* What to work on
Please read the passage on PNC below and state how long PNC took to integrate National City.

* Text to read
It was a decision that would help PNC skirt the worst of the trouble that would arrive a few years later—and one that would allow the company, in late 2008, to acquire a rival that had missed all the signals.

Purchasing National City would require a certain strategic flexibility, as it would mean marching back into mortgages just a few years after PNC's deliberate exit from that business.

In going ahead with the purchase, Rohr indicated—as he had in previous deals and in deals since, including the pending acquisition of RBC Bank USA—that the future of PNC would be governed not by management's arbitrary ideas about what businesses or geographies the company would stick to, but by management's willingness to take advantage of opportunities wherever they presented themselves.

In another era, this might have been interpreted as the sign of a company that couldn't make up its mind. In this era, with the "new normal" for regulation, economic trends and consumer behavior still being defined, it might be interpreted as the sign of a company that's willing to adapt.

Andrew Marquardt, an industry analyst with Evercore Partners, is among the admirers of banks that are taking time to weigh their options.

"We're still in the figuring-out phase of determining what the landscape is going to be and how banks should adjust," Marquardt says. "Everyone quickly went to thinking, 'Gee, I should go to the Wells (Fargo) model of core relationship-based banking, of being retail-oriented and core-funded.' And it's unclear if that makes the most sense. It's become a lower-profit picture for banking broadly and for retail banking in particular, and it takes longer to break even. That all plays into [deciding what will be] the best return on investment."

As opportunistic investments go, National City has turned out to be a very good one. The integration of the Cleveland-based company took PNC 18 months instead of the expected two years. Costs taken out of the combined institution approached $2 billion, surpassing an initial $1.2 billion estimate. The acquisition vastly expanded PNC's footprint and gave the company new gravitas in business lines such as corporate banking.

In short, PNC pulled off one of the most transformational deals to get done during the height of the credit crisis. But less than two years later, PNC was looking like a bank badly in need of another acquisition.

The issue was not one of size. With National City, PNC had grown to become the fifth-largest U.S. bank by deposits. If the company never was going to be the size of a Bank of America, Citigroup, JPMorgan Chase or Wells Fargo, and still was going to be classified by regulators as a big bank, then there was no better place, size-wise, to be.

PNC's problem was one of growth, or, more precisely, a lack of it.

Banks everywhere are waiting for loan demand to recover from the recession, but with National City having pulled the Pittsburgh-based company deeper into the slow-growth markets of the Midwest, its prospects for participating in an eventual economic rebound no longer looked as robust as they otherwise might have.

* Dataset records
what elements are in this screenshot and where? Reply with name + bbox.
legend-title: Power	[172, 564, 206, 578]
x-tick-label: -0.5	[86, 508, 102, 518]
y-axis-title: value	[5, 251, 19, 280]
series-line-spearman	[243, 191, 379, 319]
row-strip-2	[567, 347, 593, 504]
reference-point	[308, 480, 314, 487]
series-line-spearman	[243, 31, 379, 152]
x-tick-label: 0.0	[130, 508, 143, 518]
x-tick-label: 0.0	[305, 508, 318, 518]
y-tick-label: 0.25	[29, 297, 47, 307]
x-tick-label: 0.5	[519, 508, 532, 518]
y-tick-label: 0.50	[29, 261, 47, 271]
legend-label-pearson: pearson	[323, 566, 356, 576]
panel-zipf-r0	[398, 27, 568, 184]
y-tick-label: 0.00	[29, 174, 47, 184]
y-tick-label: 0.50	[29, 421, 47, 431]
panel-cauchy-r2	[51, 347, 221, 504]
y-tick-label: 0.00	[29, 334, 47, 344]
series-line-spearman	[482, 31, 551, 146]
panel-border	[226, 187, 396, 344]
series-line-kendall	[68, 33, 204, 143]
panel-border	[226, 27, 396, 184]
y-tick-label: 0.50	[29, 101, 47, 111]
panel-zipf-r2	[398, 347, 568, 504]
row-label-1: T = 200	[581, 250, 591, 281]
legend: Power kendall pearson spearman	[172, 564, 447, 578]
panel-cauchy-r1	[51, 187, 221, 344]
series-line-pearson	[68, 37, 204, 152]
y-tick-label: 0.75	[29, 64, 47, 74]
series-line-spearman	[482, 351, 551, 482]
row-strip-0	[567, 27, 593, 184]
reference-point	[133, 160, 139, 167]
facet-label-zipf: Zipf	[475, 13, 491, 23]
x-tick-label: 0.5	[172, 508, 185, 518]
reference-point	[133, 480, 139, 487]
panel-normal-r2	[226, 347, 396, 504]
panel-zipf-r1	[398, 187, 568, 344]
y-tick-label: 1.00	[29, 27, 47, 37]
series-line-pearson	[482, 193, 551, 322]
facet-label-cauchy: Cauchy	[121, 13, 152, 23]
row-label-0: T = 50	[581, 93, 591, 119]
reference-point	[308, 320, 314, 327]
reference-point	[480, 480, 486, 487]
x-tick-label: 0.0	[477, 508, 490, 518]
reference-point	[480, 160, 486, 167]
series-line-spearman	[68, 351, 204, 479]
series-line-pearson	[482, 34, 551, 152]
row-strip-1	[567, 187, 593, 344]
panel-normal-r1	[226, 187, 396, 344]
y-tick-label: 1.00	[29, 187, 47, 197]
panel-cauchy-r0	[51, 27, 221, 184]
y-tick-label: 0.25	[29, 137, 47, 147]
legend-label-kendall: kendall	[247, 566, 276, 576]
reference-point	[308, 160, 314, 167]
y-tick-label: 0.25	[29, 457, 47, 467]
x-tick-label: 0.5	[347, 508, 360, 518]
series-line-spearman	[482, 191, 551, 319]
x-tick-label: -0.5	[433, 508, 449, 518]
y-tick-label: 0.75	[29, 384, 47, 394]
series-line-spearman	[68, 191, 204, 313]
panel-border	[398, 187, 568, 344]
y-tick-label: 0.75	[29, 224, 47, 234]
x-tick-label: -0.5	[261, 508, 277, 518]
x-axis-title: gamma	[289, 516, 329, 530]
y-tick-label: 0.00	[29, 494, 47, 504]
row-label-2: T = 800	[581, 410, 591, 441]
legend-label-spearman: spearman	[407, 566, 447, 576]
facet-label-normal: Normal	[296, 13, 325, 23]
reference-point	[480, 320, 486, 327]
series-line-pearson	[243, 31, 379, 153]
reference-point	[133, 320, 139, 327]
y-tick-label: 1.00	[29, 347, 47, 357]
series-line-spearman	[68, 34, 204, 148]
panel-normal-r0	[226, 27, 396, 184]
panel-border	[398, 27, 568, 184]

* Answer to the task
PNC took 18 months to integrate National City.